**Given exercise 1**
Answer these questions from the panel transcript:
(a) Which organization does Paul Watkins thank for the chance to be on the panel?
(b) Which state does he name as California's closest competitor?
(c) What share of venture capital investment did that state receive in 2020?

**Text provided**
-=-=-=-=-

Hon. Gregory Katsas:  Thank you. Paul?

Paul Watkins:  Well, thank you, Judge. And thank you so much to The Federalist Society for the chance to be part of this panel. My contribution to this discussion comes from having experience at the state level suing companies and then being in regulatory roles promoting innovation. And I think these two elements are key to what I expect red states to do in response going forward, lawsuits and promoting innovation.

      But I want to back up and talk about how I think red states find themselves in this circumstance where they’re having to sue all these platforms. And to a large extent, I think it’s because blue states, and a small number of blue states, have absolutely crushed their competitors in venture capital investment and developing emerging businesses.

      The numbers are really astounding. If you look at just California, California has received more than 50 percent of venture capital investment just about every year from 2010 to 2020. You throw in New York and Massachusetts, it’s over 70 percent. Some years, it’s close to 80 percent. The closest competitor is Texas. In 2010, Texas was getting around 5 percent of venture capital investment. Although their absolute numbers have increased, they have not kept pace. In 2020, their share of venture capital investment drops down to 2.7 percent.

-=-=-=-=-

**Records supplied**

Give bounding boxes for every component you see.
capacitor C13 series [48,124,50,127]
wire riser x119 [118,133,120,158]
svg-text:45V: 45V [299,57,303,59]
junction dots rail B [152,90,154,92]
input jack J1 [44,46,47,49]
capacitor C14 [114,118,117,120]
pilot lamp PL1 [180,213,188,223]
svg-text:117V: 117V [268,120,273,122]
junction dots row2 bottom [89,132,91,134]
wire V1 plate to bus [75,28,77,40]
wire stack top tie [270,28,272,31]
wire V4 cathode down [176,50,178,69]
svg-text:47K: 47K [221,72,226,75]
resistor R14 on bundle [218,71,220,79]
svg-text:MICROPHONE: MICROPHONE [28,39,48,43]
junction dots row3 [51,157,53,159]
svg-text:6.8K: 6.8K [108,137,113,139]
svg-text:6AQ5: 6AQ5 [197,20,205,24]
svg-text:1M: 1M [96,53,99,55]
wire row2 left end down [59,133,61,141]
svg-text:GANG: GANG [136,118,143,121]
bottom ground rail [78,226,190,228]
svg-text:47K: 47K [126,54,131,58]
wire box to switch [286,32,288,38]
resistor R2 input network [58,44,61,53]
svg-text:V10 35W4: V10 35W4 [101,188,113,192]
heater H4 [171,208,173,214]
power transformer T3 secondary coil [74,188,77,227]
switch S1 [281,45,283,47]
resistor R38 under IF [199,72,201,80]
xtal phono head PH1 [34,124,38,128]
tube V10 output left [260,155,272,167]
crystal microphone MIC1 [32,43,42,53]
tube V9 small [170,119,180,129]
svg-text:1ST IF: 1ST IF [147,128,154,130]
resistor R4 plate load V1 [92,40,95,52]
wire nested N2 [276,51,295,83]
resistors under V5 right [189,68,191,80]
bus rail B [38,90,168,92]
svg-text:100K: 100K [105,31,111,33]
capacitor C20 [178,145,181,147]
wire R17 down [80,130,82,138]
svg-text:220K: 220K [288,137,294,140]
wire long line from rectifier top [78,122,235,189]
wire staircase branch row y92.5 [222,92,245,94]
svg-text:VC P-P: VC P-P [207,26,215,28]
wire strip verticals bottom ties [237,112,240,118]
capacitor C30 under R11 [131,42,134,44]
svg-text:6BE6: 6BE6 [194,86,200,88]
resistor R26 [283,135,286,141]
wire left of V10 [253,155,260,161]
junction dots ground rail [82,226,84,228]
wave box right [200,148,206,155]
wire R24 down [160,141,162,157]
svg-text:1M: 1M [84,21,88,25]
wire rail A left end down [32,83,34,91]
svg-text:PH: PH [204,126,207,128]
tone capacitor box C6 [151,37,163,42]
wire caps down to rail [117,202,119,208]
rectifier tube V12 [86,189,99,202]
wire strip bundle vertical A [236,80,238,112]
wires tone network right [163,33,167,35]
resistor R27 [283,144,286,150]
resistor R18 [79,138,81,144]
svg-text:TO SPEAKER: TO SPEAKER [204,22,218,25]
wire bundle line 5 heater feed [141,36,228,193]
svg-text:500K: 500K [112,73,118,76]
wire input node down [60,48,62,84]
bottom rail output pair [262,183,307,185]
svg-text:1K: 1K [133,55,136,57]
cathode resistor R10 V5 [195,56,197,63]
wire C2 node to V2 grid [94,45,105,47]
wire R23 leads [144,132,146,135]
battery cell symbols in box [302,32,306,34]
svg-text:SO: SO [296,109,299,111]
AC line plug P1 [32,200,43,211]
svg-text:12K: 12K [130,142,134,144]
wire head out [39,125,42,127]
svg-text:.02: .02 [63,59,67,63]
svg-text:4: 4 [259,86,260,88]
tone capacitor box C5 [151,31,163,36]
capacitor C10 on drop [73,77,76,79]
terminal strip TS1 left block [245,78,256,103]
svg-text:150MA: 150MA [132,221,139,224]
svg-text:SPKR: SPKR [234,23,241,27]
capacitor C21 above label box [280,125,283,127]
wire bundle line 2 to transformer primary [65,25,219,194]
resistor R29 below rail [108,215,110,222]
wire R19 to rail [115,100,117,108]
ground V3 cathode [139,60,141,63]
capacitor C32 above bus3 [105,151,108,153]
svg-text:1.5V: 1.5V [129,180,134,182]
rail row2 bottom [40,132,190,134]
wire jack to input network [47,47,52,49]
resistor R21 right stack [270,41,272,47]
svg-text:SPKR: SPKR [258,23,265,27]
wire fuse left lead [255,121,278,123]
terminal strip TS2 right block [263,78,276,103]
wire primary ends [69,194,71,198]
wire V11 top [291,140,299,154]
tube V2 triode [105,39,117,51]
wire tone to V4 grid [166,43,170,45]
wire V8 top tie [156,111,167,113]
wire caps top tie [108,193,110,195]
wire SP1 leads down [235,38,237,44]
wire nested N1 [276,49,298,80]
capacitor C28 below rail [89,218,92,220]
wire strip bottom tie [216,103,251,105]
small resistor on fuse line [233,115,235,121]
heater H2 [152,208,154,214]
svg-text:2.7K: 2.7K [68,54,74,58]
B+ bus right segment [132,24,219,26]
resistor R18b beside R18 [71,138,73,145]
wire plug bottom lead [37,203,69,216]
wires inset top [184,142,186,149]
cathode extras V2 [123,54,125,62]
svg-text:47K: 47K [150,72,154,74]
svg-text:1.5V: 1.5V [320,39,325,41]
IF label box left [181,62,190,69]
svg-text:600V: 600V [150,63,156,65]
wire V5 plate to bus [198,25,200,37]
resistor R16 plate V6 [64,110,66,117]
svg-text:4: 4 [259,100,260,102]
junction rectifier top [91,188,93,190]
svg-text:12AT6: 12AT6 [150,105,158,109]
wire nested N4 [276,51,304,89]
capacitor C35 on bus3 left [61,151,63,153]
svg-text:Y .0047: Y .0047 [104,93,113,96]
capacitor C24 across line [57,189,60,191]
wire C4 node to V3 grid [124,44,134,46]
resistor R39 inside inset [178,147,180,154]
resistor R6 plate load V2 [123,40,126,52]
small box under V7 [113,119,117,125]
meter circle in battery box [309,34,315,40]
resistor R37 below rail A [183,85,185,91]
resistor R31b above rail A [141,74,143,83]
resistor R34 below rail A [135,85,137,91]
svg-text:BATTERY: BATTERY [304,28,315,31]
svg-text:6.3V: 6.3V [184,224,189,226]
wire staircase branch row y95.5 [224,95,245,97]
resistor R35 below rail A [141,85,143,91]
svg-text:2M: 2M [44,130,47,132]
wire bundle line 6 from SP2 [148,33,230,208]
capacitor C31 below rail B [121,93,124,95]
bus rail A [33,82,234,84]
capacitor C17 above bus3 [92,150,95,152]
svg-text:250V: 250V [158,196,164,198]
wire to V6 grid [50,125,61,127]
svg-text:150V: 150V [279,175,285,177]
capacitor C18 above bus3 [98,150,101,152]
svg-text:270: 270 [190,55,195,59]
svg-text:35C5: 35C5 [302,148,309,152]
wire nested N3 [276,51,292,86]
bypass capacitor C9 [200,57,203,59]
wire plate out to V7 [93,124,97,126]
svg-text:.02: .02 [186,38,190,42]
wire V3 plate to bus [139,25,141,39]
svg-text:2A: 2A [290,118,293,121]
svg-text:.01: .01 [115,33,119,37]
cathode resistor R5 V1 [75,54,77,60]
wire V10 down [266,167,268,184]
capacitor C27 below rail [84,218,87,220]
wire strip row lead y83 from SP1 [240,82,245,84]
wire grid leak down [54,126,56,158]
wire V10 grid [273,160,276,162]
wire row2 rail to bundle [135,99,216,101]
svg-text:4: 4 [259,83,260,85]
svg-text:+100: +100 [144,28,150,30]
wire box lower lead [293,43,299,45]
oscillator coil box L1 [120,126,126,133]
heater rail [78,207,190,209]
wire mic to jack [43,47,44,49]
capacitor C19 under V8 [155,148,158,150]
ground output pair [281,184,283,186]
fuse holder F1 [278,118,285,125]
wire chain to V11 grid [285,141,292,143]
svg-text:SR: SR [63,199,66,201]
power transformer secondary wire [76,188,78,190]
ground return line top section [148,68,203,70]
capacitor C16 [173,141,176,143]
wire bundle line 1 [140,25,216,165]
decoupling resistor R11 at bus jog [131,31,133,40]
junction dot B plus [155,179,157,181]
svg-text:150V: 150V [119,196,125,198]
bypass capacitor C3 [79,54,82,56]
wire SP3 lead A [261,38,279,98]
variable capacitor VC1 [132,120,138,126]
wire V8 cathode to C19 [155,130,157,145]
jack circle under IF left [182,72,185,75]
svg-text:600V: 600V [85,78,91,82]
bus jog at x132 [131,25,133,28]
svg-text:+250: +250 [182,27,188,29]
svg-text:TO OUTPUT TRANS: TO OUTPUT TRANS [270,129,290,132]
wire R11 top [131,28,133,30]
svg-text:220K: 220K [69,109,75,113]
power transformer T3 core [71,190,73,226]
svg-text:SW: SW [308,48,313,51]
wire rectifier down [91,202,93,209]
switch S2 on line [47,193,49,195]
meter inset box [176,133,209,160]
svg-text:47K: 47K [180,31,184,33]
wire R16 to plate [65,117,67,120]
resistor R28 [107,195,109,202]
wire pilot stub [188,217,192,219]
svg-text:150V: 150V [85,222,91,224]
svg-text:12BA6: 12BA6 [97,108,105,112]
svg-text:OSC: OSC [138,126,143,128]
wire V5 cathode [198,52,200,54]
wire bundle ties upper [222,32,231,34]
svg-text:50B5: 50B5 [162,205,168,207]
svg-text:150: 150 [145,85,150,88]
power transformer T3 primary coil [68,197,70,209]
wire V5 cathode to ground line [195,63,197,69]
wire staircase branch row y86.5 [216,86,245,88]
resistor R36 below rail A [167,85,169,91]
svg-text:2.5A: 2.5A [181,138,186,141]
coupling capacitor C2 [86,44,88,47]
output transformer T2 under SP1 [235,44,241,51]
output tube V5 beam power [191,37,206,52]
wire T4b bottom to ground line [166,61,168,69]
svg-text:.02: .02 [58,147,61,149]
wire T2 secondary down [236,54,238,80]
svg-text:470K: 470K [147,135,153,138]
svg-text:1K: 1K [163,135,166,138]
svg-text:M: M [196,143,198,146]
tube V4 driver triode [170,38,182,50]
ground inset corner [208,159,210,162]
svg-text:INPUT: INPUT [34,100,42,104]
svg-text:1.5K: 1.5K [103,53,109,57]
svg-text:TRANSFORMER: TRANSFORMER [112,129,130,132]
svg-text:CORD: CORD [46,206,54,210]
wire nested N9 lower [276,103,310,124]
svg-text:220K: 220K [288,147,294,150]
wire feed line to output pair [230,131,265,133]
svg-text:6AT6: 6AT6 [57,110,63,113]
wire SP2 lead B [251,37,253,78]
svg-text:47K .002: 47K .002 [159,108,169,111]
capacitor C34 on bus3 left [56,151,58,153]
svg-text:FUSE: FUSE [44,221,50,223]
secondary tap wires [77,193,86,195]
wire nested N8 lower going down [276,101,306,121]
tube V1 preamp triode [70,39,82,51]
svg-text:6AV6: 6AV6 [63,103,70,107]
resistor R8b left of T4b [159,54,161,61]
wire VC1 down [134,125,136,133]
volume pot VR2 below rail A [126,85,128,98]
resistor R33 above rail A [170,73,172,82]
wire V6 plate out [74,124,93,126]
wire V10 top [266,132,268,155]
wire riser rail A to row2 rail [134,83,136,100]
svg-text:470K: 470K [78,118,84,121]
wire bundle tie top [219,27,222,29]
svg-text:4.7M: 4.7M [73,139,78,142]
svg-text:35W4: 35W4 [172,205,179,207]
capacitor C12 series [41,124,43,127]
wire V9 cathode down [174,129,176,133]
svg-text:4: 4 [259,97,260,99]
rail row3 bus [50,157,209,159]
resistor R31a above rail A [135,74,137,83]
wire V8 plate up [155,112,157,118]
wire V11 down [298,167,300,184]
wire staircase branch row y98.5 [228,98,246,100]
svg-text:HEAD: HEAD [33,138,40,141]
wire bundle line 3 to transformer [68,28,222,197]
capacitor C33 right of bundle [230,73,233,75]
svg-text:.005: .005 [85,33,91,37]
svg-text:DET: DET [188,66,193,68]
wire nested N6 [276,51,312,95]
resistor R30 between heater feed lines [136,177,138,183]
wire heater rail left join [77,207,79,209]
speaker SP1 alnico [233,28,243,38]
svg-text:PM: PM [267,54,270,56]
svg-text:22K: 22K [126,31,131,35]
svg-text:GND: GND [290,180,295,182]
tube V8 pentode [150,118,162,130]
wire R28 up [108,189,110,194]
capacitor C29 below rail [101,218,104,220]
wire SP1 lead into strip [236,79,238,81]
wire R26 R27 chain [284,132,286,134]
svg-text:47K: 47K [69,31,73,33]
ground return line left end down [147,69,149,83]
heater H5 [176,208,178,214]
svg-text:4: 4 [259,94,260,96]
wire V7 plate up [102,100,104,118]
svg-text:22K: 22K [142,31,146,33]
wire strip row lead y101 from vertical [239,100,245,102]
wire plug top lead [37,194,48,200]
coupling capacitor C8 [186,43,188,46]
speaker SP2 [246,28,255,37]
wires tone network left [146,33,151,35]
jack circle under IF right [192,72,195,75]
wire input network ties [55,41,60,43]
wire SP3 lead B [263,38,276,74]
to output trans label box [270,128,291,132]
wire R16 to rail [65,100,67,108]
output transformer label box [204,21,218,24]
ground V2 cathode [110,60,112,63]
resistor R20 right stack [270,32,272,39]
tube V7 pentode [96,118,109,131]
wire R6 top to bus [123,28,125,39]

-=-=-=-=-

**Given exercise 2**
Retype the entries word for word, from their first line through the line containing "wire V1 plate to bus [75,28,77,40]".

**Answer 1**
(a) The Federalist Society
(b) Texas
(c) 2.7 percent

**Answer 2**
Give bounding boxes for every component you see.
capacitor C13 series [48,124,50,127]
wire riser x119 [118,133,120,158]
svg-text:45V: 45V [299,57,303,59]
junction dots rail B [152,90,154,92]
input jack J1 [44,46,47,49]
capacitor C14 [114,118,117,120]
pilot lamp PL1 [180,213,188,223]
svg-text:117V: 117V [268,120,273,122]
junction dots row2 bottom [89,132,91,134]
wire V1 plate to bus [75,28,77,40]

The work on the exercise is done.